What to do – Search the data for the string "out分发" and extract every line where it appears.

(Saved entries)
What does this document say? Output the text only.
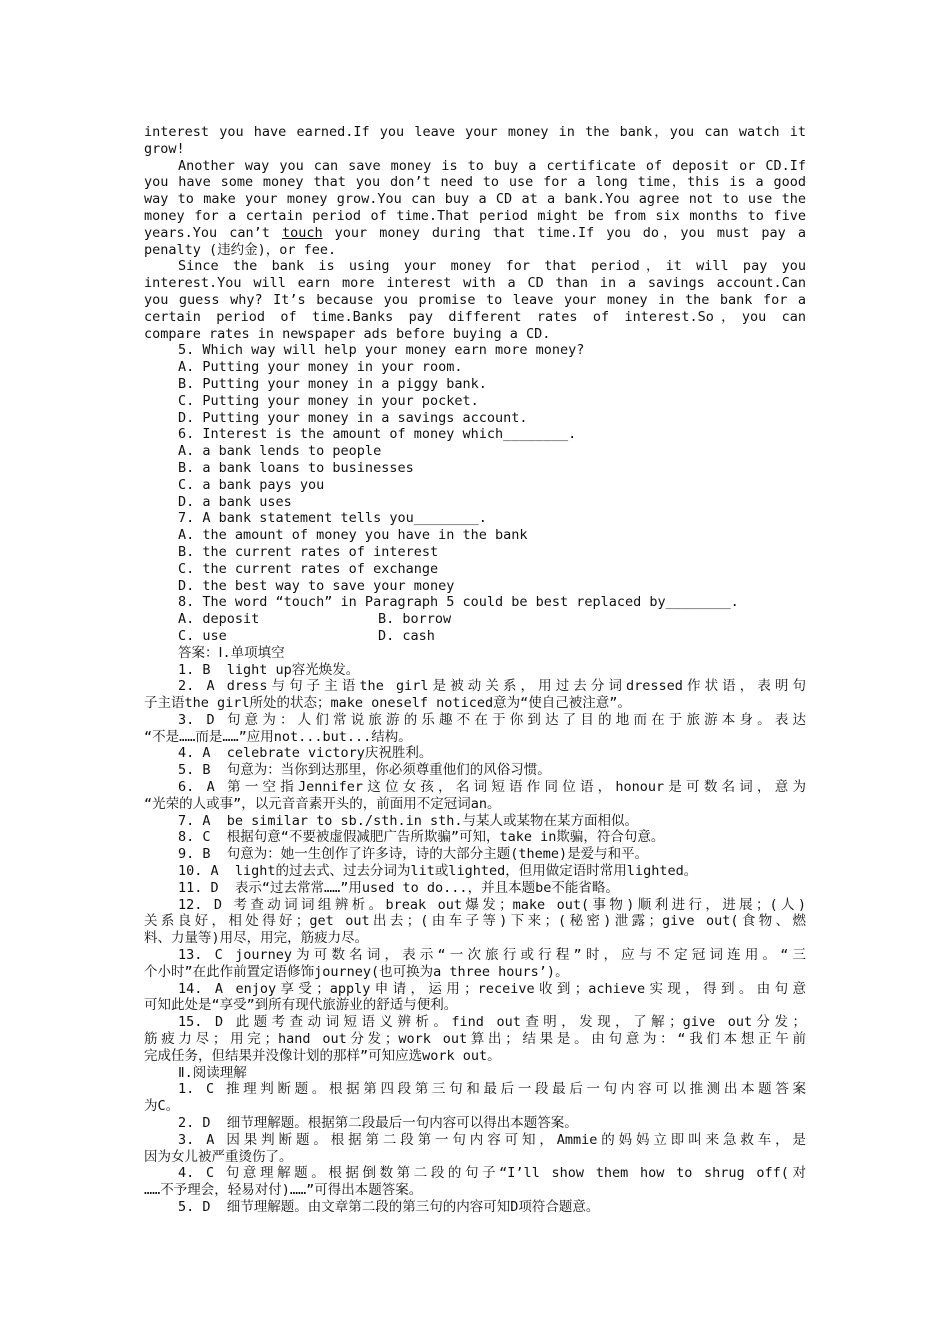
interest you have earned.If you leave your money in the bank，you can watch it
grow!
Another way you can save money is to buy a certificate of deposit or CD.If
you have some money that you don’t need to use for a long time，this is a good
way to make your money grow.You can buy a CD at a bank.You agree not to use the
money for a certain period of time.That period might be from six months to five
years.You can’t touch your money during that time.If you do，you must pay a
penalty (违约金)，or fee.
Since the bank is using your money for that period，it will pay you
interest.You will earn more interest with a CD than in a savings account.Can
you guess why? It’s because you promise to leave your money in the bank for a
certain period of time.Banks pay different rates of interest.So，you can
compare rates in newspaper ads before buying a CD.
5. Which way will help your money earn more money?
A. Putting your money in your room.
B. Putting your money in a piggy bank.
C. Putting your money in your pocket.
D. Putting your money in a savings account.
6. Interest is the amount of money which________.
A. a bank lends to people
B. a bank loans to businesses
C. a bank pays you
D. a bank uses
7. A bank statement tells you________.
A. the amount of money you have in the bank
B. the current rates of interest
C. the current rates of exchange
D. the best way to save your money
8. The word “touch” in Paragraph 5 could be best replaced by________.
A. deposit	B. borrow
C. use	D. cash
答案：Ⅰ.单项填空
1. B  light up容光焕发。
2. A dress与句子主语the girl是被动关系，用过去分词dressed作状语，表明句
子主语the girl所处的状态；make oneself noticed意为“使自己被注意”。
3. D 句意为：人们常说旅游的乐趣不在于你到达了目的地而在于旅游本身。表达
“不是……而是……”应用not...but...结构。
4. A  celebrate victory庆祝胜利。
5. B  句意为：当你到达那里，你必须尊重他们的风俗习惯。
6. A 第一空指Jennifer这位女孩，名词短语作同位语，honour是可数名词，意为
“光荣的人或事”，以元音音素开头的，前面用不定冠词an。
7. A  be similar to sb./sth.in sth.与某人或某物在某方面相似。
8. C  根据句意“不要被虚假减肥广告所欺骗”可知，take in欺骗，符合句意。
9. B  句意为：她一生创作了许多诗，诗的大部分主题(theme)是爱与和平。
10. A  light的过去式、过去分词为lit或lighted，但用做定语时常用lighted。
11. D  表示“过去常常……”用used to do...，并且本题be不能省略。
12. D 考查动词词组辨析。break out爆发；make out(事物)顺利进行，进展；(人)
关系良好，相处得好；get out出去；(由车子等)下来；(秘密)泄露；give out(食物、燃
料、力量等)用尽，用完，筋疲力尽。
13. C journey为可数名词，表示“一次旅行或行程”时，应与不定冠词连用。“三
个小时”在此作前置定语修饰journey(也可换为a three hours’)。
14. A enjoy享受；apply申请，运用；receive收到；achieve实现，得到。由句意
可知此处是“享受”到所有现代旅游业的舒适与便利。
15. D 此题考查动词短语义辨析。find out查明，发现，了解；give out分发；
筋疲力尽；用完；hand out分发；work out算出；结果是。由句意为：“我们本想正午前
完成任务，但结果并没像计划的那样”可知应选work out。
Ⅱ.阅读理解
1. C 推理判断题。根据第四段第三句和最后一段最后一句内容可以推测出本题答案
为C。
2. D  细节理解题。根据第二段最后一句内容可以得出本题答案。
3. A 因果判断题。根据第二段第一句内容可知，Ammie的妈妈立即叫来急救车，是
因为女儿被严重烫伤了。
4. C 句意理解题。根据倒数第二段的句子“I’ll show them how to shrug off(对
……不予理会，轻易对付)……”可得出本题答案。
5. D  细节理解题。由文章第二段的第三句的内容可知D项符合题意。
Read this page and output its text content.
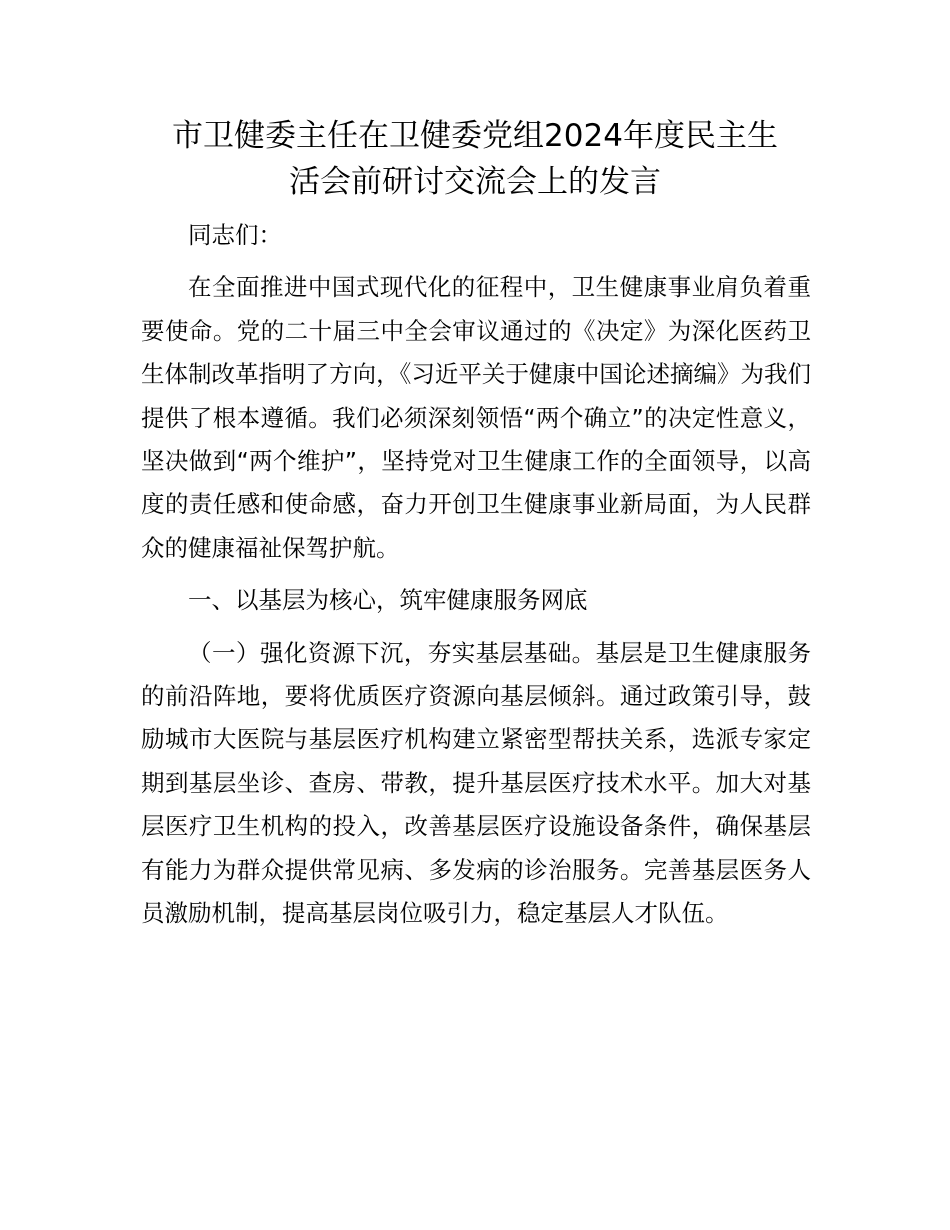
市卫健委主任在卫健委党组2024年度民主生
活会前研讨交流会上的发言

同志们：

在全面推进中国式现代化的征程中，卫生健康事业肩负着重要使命。党的二十届三中全会审议通过的《决定》为深化医药卫生体制改革指明了方向，《习近平关于健康中国论述摘编》为我们提供了根本遵循。我们必须深刻领悟“两个确立”的决定性意义，坚决做到“两个维护”，坚持党对卫生健康工作的全面领导，以高度的责任感和使命感，奋力开创卫生健康事业新局面，为人民群众的健康福祉保驾护航。

一、以基层为核心，筑牢健康服务网底

（一）强化资源下沉，夯实基层基础。基层是卫生健康服务的前沿阵地，要将优质医疗资源向基层倾斜。通过政策引导，鼓励城市大医院与基层医疗机构建立紧密型帮扶关系，选派专家定期到基层坐诊、查房、带教，提升基层医疗技术水平。加大对基层医疗卫生机构的投入，改善基层医疗设施设备条件，确保基层有能力为群众提供常见病、多发病的诊治服务。完善基层医务人员激励机制，提高基层岗位吸引力，稳定基层人才队伍。
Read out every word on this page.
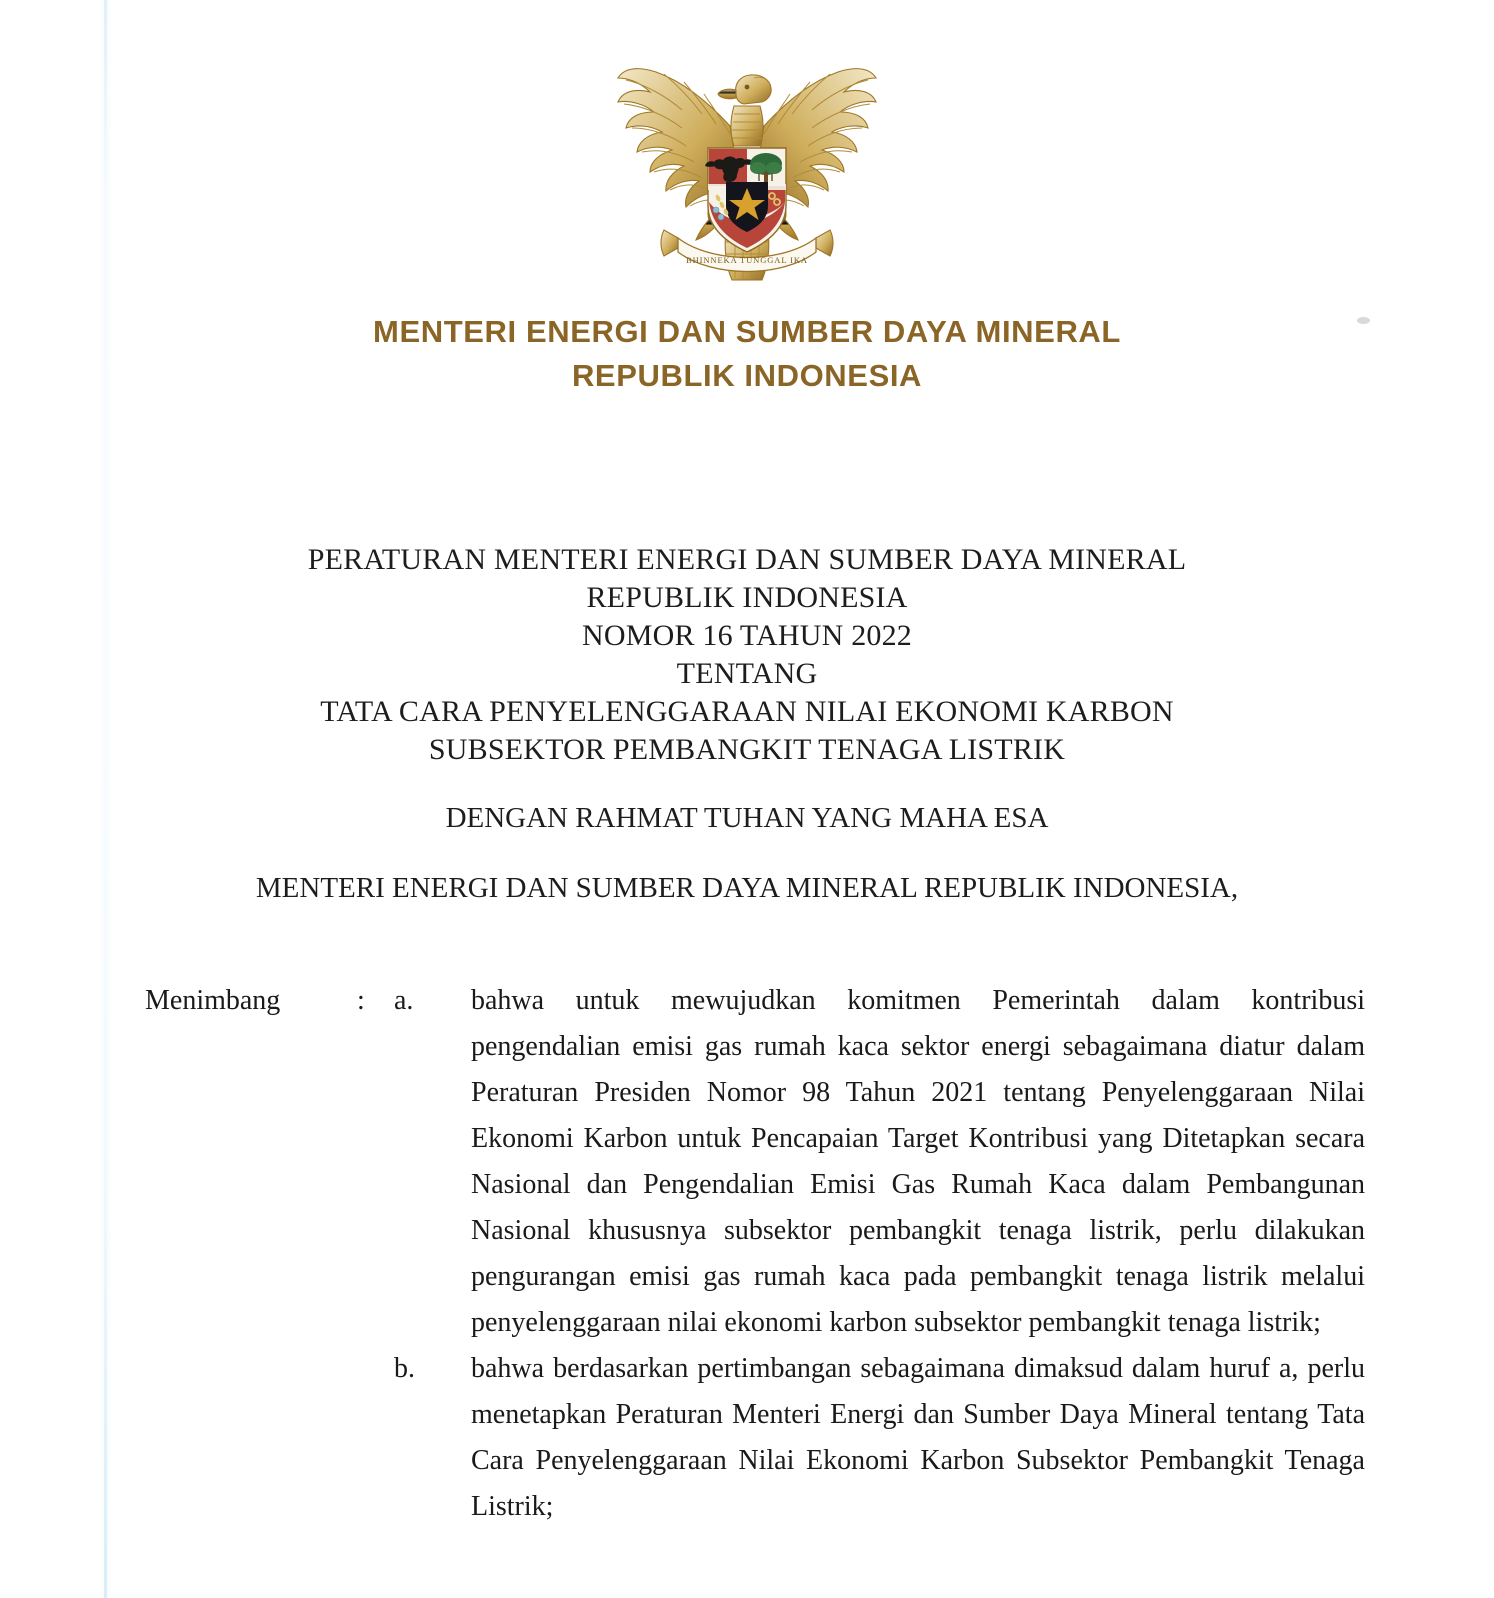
BHINNEKA TUNGGAL IKA
MENTERI ENERGI DAN SUMBER DAYA MINERAL
REPUBLIK INDONESIA
PERATURAN MENTERI ENERGI DAN SUMBER DAYA MINERAL
REPUBLIK INDONESIA
NOMOR 16 TAHUN 2022
TENTANG
TATA CARA PENYELENGGARAAN NILAI EKONOMI KARBON
SUBSEKTOR PEMBANGKIT TENAGA LISTRIK
DENGAN RAHMAT TUHAN YANG MAHA ESA
MENTERI ENERGI DAN SUMBER DAYA MINERAL REPUBLIK INDONESIA,
Menimbang	:	a.	bahwa untuk mewujudkan komitmen Pemerintah dalam kontribusi pengendalian emisi gas rumah kaca sektor energi sebagaimana diatur dalam Peraturan Presiden Nomor 98 Tahun 2021 tentang Penyelenggaraan Nilai Ekonomi Karbon untuk Pencapaian Target Kontribusi yang Ditetapkan secara Nasional dan Pengendalian Emisi Gas Rumah Kaca dalam Pembangunan Nasional khususnya subsektor pembangkit tenaga listrik, perlu dilakukan pengurangan emisi gas rumah kaca pada pembangkit tenaga listrik melalui penyelenggaraan nilai ekonomi karbon subsektor pembangkit tenaga listrik;
b.	bahwa berdasarkan pertimbangan sebagaimana dimaksud dalam huruf a, perlu menetapkan Peraturan Menteri Energi dan Sumber Daya Mineral tentang Tata Cara Penyelenggaraan Nilai Ekonomi Karbon Subsektor Pembangkit Tenaga Listrik;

Result for this task –
15. D 此题考查动词短语义辨析。find out查明，发现，了解；give out分发；
筋疲力尽；用完；hand out分发；work out算出；结果是。由句意为：“我们本想正午前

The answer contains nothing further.